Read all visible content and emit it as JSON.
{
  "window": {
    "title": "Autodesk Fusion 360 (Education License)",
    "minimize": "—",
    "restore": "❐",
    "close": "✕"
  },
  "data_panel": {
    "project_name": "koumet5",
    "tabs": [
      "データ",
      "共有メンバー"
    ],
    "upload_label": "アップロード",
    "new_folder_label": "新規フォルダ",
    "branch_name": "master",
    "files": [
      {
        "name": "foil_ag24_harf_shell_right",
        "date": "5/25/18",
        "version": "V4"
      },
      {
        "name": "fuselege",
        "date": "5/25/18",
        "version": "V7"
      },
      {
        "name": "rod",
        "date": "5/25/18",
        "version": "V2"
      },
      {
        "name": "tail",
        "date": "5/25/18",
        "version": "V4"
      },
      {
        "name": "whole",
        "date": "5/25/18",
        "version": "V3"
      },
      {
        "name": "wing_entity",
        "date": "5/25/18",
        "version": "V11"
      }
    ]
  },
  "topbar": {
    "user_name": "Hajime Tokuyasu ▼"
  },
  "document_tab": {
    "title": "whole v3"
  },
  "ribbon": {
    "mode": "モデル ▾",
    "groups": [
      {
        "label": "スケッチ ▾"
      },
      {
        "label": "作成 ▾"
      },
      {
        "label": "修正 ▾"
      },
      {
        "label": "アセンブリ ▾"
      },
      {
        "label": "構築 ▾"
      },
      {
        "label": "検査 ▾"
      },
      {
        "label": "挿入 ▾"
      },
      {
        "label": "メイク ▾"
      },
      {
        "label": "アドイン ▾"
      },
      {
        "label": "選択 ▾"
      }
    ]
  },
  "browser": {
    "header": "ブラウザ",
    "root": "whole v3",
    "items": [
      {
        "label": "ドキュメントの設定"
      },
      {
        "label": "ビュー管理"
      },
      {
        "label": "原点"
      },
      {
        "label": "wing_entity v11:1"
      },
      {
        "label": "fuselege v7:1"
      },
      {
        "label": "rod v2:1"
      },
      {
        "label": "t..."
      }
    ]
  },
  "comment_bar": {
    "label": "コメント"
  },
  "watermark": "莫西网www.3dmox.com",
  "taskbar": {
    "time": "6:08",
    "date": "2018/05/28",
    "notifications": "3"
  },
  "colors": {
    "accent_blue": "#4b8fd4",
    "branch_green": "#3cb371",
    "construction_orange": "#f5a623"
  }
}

# Directive
Retype every entry above, word for word.

# Worked answer
Read all visible content and emit it as JSON.
{
  "window": {
    "title": "Autodesk Fusion 360 (Education License)",
    "minimize": "—",
    "restore": "❐",
    "close": "✕"
  },
  "data_panel": {
    "project_name": "koumet5",
    "tabs": [
      "データ",
      "共有メンバー"
    ],
    "upload_label": "アップロード",
    "new_folder_label": "新規フォルダ",
    "branch_name": "master",
    "files": [
      {
        "name": "foil_ag24_harf_shell_right",
        "date": "5/25/18",
        "version": "V4"
      },
      {
        "name": "fuselege",
        "date": "5/25/18",
        "version": "V7"
      },
      {
        "name": "rod",
        "date": "5/25/18",
        "version": "V2"
      },
      {
        "name": "tail",
        "date": "5/25/18",
        "version": "V4"
      },
      {
        "name": "whole",
        "date": "5/25/18",
        "version": "V3"
      },
      {
        "name": "wing_entity",
        "date": "5/25/18",
        "version": "V11"
      }
    ]
  },
  "topbar": {
    "user_name": "Hajime Tokuyasu ▼"
  },
  "document_tab": {
    "title": "whole v3"
  },
  "ribbon": {
    "mode": "モデル ▾",
    "groups": [
      {
        "label": "スケッチ ▾"
      },
      {
        "label": "作成 ▾"
      },
      {
        "label": "修正 ▾"
      },
      {
        "label": "アセンブリ ▾"
      },
      {
        "label": "構築 ▾"
      },
      {
        "label": "検査 ▾"
      },
      {
        "label": "挿入 ▾"
      },
      {
        "label": "メイク ▾"
      },
      {
        "label": "アドイン ▾"
      },
      {
        "label": "選択 ▾"
      }
    ]
  },
  "browser": {
    "header": "ブラウザ",
    "root": "whole v3",
    "items": [
      {
        "label": "ドキュメントの設定"
      },
      {
        "label": "ビュー管理"
      },
      {
        "label": "原点"
      },
      {
        "label": "wing_entity v11:1"
      },
      {
        "label": "fuselege v7:1"
      },
      {
        "label": "rod v2:1"
      },
      {
        "label": "t..."
      }
    ]
  },
  "comment_bar": {
    "label": "コメント"
  },
  "watermark": "莫西网www.3dmox.com",
  "taskbar": {
    "time": "6:08",
    "date": "2018/05/28",
    "notifications": "3"
  },
  "colors": {
    "accent_blue": "#4b8fd4",
    "branch_green": "#3cb371",
    "construction_orange": "#f5a623"
  }
}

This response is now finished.